Stored records:
+ + + + + + +
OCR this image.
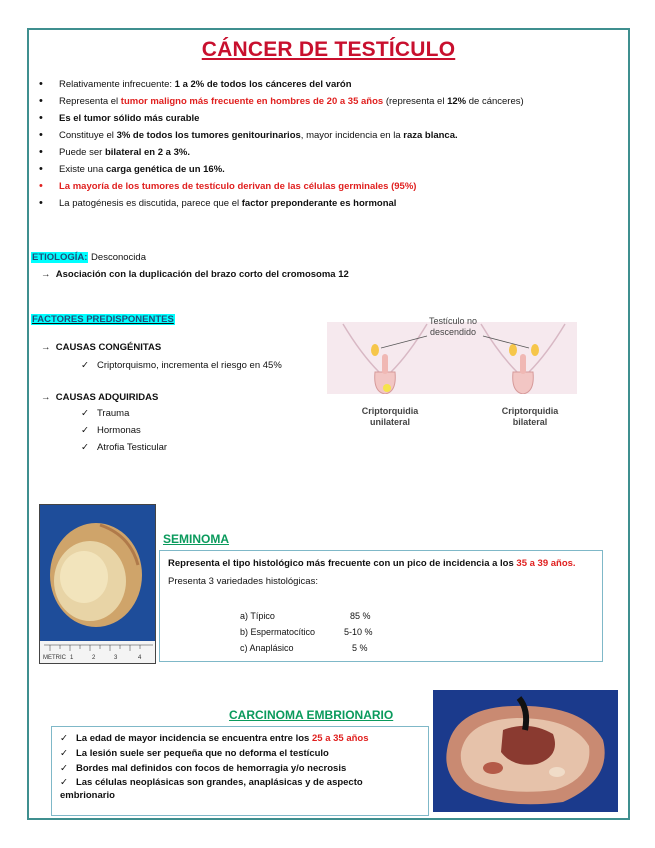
CÁNCER DE TESTÍCULO
• Relativamente infrecuente: 1 a 2% de todos los cánceres del varón
• Representa el tumor maligno más frecuente en hombres de 20 a 35 años (representa el 12% de cánceres)
• Es el tumor sólido más curable
• Constituye el 3% de todos los tumores genitourinarios, mayor incidencia en la raza blanca.
• Puede ser bilateral en 2 a 3%.
• Existe una carga genética de un 16%.
• La mayoría de los tumores de testículo derivan de las células germinales (95%)
• La patogénesis es discutida, parece que el factor preponderante es hormonal
ETIOLOGÍA: Desconocida
→ Asociación con la duplicación del brazo corto del cromosoma 12
FACTORES PREDISPONENTES
→ CAUSAS CONGÉNITAS
✓ Criptorquismo, incrementa el riesgo en 45%
→ CAUSAS ADQUIRIDAS
✓ Trauma
✓ Hormonas
✓ Atrofia Testicular
Testículo no descendido
Criptorquidia
unilateral
Criptorquidia
bilateral
METRIC 1	2	3	4
SEMINOMA

Representa el tipo histológico más frecuente con un pico de incidencia a los 35 a 39 años.

Presenta 3 variedades histológicas:

a) Típico	85 %
b) Espermatocítico	5-10 %
c) Anaplásico	5 %
CARCINOMA EMBRIONARIO
✓ La edad de mayor incidencia se encuentra entre los 25 a 35 años
✓ La lesión suele ser pequeña que no deforma el testículo
✓ Bordes mal definidos con focos de hemorragia y/o necrosis
✓ Las células neoplásicas son grandes, anaplásicas y de aspecto embrionario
+ + + + + + +
Print the data above in full and exactly as it appears, skipping the pictures.

- THE COMPLETED TASK:
OCR this image.
CÁNCER DE TESTÍCULO
• Relativamente infrecuente: 1 a 2% de todos los cánceres del varón
• Representa el tumor maligno más frecuente en hombres de 20 a 35 años (representa el 12% de cánceres)
• Es el tumor sólido más curable
• Constituye el 3% de todos los tumores genitourinarios, mayor incidencia en la raza blanca.
• Puede ser bilateral en 2 a 3%.
• Existe una carga genética de un 16%.
• La mayoría de los tumores de testículo derivan de las células germinales (95%)
• La patogénesis es discutida, parece que el factor preponderante es hormonal
ETIOLOGÍA: Desconocida
→ Asociación con la duplicación del brazo corto del cromosoma 12
FACTORES PREDISPONENTES
→ CAUSAS CONGÉNITAS
✓ Criptorquismo, incrementa el riesgo en 45%
→ CAUSAS ADQUIRIDAS
✓ Trauma
✓ Hormonas
✓ Atrofia Testicular
Testículo no descendido
Criptorquidia
unilateral
Criptorquidia
bilateral
METRIC 1	2	3	4
SEMINOMA

Representa el tipo histológico más frecuente con un pico de incidencia a los 35 a 39 años.

Presenta 3 variedades histológicas:

a) Típico	85 %
b) Espermatocítico	5-10 %
c) Anaplásico	5 %
CARCINOMA EMBRIONARIO
✓ La edad de mayor incidencia se encuentra entre los 25 a 35 años
✓ La lesión suele ser pequeña que no deforma el testículo
✓ Bordes mal definidos con focos de hemorragia y/o necrosis
✓ Las células neoplásicas son grandes, anaplásicas y de aspecto embrionario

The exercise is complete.